• _WHAT TO WORK ON_
A: Condense the paragraph beginning "Mann's 2021 book Food in a Changing Climate" from the text about Mann into a bulleted list that keeps its main facts.
B: Extend the text about Mann by continuing it from its final sentence.

• _TEXT PASSAGE_
She joined University of Sydney as a lecturer in 2007 and became Chair of Department in 2017.

Mann is a member of

- International Political Science Association (IPSA)
- International Association for Media and Communication Research (IAMCR)
- International Federation of University Women (IFUW)
- International Communication Association (ICA)
- The Australasian Agri-Food Research Network

== Research ==
Mann's 2021 book Food in a Changing Climate explores new food technologies, traditional knowledges and how to build diversity to protect the livelihoods of food producers. Philip McMichael, Professor of Global Development at Cornell University, described it as "a wake-up call to the plunder of life-worlds and ecosystems at this geological tipping point". Her 2014 book Global Activism in Food Politics: Power Shift investigated La Vía Campesina (LVC), the central player in the food sovereignty movement, purportedly the largest social movement in the world, spanning more than 70 countries and involving more than 200 million members (small producers and landless workers). The Journal of World Systems Research called it a unique book that offered "nuanced characterization of social movement logistics" that should inspire collective action against a food regime that "undermines farming cultures, exploits agricultural workers and degrades ecosystems". Mann presented three case studies of domestic organizations: Chile's National Association of Indigenous and Rural Women (ANAMURI); Mexico's Asociación Nacional de Empresas Comercializadoras de Productores del Campo (ANEC); and the Basque Farmers’ Union Euskal Herriko Nelazarien Elkartasuna (EHNE). International Quarterly 2015 wrote in its review: "Mann’s narrative is essential for social activists and food policymakers who are working to solve one of the most pressing domestic and foreign policy challenges: creating an environmentally sustainable food system."

[Document layout detection data]
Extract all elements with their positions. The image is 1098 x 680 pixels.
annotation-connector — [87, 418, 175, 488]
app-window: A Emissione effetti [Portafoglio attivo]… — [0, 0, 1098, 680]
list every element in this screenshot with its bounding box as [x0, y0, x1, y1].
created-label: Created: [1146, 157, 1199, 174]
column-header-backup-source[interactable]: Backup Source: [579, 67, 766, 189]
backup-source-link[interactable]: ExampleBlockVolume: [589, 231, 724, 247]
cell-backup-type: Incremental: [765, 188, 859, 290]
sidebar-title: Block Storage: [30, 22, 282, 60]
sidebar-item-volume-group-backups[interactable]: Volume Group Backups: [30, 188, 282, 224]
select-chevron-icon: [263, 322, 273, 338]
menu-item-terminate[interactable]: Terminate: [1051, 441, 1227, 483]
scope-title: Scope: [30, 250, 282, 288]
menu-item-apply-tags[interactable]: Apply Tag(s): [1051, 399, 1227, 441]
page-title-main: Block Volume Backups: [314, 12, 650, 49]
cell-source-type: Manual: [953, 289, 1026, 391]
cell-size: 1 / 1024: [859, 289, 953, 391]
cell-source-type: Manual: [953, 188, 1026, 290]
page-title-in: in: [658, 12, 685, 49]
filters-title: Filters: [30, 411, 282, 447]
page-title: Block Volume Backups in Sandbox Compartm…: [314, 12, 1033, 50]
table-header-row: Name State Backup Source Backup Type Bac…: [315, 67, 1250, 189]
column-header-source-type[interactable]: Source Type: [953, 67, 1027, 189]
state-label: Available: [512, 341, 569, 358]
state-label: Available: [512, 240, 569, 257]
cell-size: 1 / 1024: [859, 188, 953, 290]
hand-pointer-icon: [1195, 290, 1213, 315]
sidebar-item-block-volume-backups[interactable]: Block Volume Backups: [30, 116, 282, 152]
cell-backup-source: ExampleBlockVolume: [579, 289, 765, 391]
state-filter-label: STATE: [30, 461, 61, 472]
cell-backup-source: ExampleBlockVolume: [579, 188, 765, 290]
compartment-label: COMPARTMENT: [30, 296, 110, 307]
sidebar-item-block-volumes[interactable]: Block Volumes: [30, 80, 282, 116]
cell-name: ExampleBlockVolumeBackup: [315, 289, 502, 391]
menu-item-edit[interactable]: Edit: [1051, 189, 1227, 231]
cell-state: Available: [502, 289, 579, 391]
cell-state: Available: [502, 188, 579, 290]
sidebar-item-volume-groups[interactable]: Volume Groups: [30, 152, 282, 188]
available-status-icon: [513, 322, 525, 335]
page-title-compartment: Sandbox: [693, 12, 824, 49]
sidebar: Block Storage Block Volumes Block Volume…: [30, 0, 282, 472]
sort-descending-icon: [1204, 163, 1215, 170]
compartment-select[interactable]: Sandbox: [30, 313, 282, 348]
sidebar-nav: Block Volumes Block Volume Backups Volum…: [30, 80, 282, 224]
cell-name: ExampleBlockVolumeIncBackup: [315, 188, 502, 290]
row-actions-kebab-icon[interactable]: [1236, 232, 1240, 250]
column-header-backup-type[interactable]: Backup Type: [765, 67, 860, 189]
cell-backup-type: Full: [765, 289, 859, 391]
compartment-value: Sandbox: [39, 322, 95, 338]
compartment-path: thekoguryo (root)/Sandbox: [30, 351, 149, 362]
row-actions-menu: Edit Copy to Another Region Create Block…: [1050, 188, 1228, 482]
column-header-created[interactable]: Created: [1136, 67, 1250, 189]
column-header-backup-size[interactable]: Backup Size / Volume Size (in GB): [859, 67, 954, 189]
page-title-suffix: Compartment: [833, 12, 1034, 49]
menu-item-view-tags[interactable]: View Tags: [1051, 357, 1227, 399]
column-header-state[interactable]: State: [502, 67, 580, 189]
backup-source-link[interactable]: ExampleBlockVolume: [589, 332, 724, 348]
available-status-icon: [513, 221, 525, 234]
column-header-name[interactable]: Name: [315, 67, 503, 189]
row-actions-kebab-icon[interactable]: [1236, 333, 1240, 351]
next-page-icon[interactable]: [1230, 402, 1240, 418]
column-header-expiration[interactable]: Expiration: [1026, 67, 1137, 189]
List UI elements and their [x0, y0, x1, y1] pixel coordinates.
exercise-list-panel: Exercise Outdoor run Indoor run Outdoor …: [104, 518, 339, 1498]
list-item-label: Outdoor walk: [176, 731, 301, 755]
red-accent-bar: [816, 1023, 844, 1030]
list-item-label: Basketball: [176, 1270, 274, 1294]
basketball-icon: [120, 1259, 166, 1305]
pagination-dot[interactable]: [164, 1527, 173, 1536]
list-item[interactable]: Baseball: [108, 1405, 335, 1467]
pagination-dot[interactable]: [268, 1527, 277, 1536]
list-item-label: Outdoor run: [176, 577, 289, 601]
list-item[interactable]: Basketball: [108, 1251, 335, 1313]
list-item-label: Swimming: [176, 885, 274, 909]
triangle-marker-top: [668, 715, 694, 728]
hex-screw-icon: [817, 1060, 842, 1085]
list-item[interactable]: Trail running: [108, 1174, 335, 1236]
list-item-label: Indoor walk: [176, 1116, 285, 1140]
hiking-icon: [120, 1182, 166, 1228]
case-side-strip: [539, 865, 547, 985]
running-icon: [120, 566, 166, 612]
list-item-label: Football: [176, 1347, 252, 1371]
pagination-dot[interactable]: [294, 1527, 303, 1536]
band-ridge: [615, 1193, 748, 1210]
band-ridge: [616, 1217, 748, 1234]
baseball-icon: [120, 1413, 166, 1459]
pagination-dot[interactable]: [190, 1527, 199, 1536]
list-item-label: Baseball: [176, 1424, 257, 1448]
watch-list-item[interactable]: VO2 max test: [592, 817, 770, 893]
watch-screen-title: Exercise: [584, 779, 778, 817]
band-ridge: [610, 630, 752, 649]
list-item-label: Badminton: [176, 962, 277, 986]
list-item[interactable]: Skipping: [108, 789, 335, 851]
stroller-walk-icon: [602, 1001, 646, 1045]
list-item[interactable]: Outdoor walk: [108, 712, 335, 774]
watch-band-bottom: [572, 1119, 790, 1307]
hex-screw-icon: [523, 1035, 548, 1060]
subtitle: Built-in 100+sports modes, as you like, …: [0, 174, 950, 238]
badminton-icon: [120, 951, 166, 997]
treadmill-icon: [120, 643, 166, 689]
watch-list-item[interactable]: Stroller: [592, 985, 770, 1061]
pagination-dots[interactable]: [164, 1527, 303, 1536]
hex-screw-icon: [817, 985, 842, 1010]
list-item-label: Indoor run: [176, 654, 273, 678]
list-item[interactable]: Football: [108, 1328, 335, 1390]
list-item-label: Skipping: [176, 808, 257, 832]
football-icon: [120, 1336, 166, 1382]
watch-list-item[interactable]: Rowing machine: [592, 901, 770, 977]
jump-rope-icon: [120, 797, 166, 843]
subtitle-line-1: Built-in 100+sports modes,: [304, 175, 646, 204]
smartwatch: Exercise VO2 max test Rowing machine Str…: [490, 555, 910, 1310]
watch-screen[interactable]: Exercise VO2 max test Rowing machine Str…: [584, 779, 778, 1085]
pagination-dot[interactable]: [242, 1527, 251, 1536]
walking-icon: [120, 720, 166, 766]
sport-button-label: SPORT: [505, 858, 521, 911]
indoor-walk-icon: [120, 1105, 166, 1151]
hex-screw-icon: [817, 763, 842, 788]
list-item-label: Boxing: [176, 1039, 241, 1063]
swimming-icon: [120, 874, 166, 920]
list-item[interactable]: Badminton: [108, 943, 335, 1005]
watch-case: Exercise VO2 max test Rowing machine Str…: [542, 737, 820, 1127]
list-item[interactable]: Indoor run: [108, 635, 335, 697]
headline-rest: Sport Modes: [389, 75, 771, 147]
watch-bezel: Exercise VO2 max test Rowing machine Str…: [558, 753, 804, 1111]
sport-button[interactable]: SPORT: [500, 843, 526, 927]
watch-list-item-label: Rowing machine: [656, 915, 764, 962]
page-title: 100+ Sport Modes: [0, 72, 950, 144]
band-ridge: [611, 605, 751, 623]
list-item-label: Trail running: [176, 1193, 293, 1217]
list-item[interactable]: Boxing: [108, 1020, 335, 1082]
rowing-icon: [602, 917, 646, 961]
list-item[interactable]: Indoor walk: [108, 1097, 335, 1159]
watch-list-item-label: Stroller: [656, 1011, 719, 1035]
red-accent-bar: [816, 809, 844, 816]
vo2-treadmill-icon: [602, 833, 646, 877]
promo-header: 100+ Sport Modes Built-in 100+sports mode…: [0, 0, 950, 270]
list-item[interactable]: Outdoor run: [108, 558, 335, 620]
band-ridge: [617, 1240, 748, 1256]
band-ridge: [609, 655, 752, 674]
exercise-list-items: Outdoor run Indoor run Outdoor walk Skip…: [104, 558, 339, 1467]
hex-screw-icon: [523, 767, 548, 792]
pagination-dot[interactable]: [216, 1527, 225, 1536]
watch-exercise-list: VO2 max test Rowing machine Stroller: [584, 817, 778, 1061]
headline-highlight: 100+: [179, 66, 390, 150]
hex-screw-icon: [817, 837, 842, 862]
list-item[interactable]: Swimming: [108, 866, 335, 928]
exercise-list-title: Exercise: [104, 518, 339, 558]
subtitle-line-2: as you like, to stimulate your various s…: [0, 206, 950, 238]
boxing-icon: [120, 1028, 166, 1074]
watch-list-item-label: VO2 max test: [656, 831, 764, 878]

• _WRITTEN RESPONSES_
A:
- **Food in a Changing Climate (2021):** Explores new food technologies, traditional knowledges, and building diversity to protect food producers' livelihoods.
  - Philip McMichael of Cornell University called it "a wake-up call to the plunder of life-worlds and ecosystems at this geological tipping point."
- **Global Activism in Food Politics: Power Shift (2014):** Investigates La Vía Campesina (LVC), the central player in the food sovereignty movement.
  - LVC is purportedly the largest social movement in the world, spanning more than 70 countries and over 200 million small producers and landless workers.
  - The book presents case studies of three domestic organizations: ANAMURI in Chile, ANEC in Mexico, and EHNE, the Basque Farmers' Union.
  - The Journal of World Systems Research called it a unique book with a "nuanced characterization of social movement logistics."
  - International Quarterly (2015) called Mann's narrative essential for social activists and food policymakers working toward an environmentally sustainable food system.

B:
== Selected publications ==
2021

- Mann, A. (2021). Food in a Changing Climate. Emerald Publishing Limited. Bingley UK. ISBN 978-1839827259

2020

- Mann, A. (2020). Are you local? Digital inclusion in participatory foodscapes. In Deborah Lupton and Zeena Feldman (Eds.), Digital Food Cultures, (pp. 147–161). London, UK: Routledge. ISBN 9780429688058
- Mann, A. (2020). The Protection of Small-scale Fisheries in Global Policymaking Through Food Sovereignty. In Elspeth Probyn, Kate Johnston, and Nancy Lee (Eds.), Sustaining seas: Oceanic Space and the Politics of Care. Lanham: Rowman and Littlefield. ISBN 9781786612830

2019

- Mann, A. (2019). Common Ground: Connections and Tensions Between Food Sovereignty Movements in Australia and Latin America. In Fernanda Penaloza, Sarah Walsh (Eds.), Mapping South-South Connections: Australia and Latin America, (pp. 81–109). Cham: Palgrave Macmillan. ISBN 9783319785769
- Mann, A. (2019). Education for food sovereignty as transformative ethical practice. Policy Futures in Education, 17(7), 862–877.
- Mann, A. (2019). Food sovereignty: Deep Histories, Digital Activism and the Emergence of a Transnational Public. In Michelle Phillipov, Katherine Kirkwood (Eds.), Alternative Food Politics: From the Margins to the Mainstream, (pp. 113–132). Abingdon: Routledge. ISBN 9781138300804

2018

- Mann, A. (2018). Communication as Resistance in Food Politics. The Political Economy of Communication, 6(1), 36–58.
- Mann, A. (2018). Food Sovereignty and the Politics of Food Scarcity. In Marcelle C Dawson, Christopher Rosin, Nave Wald (Eds.), Global Resource Scarcity: Catalyst for Conflict or Cooperation?, (pp. 131–145). Abingdon: Routledge.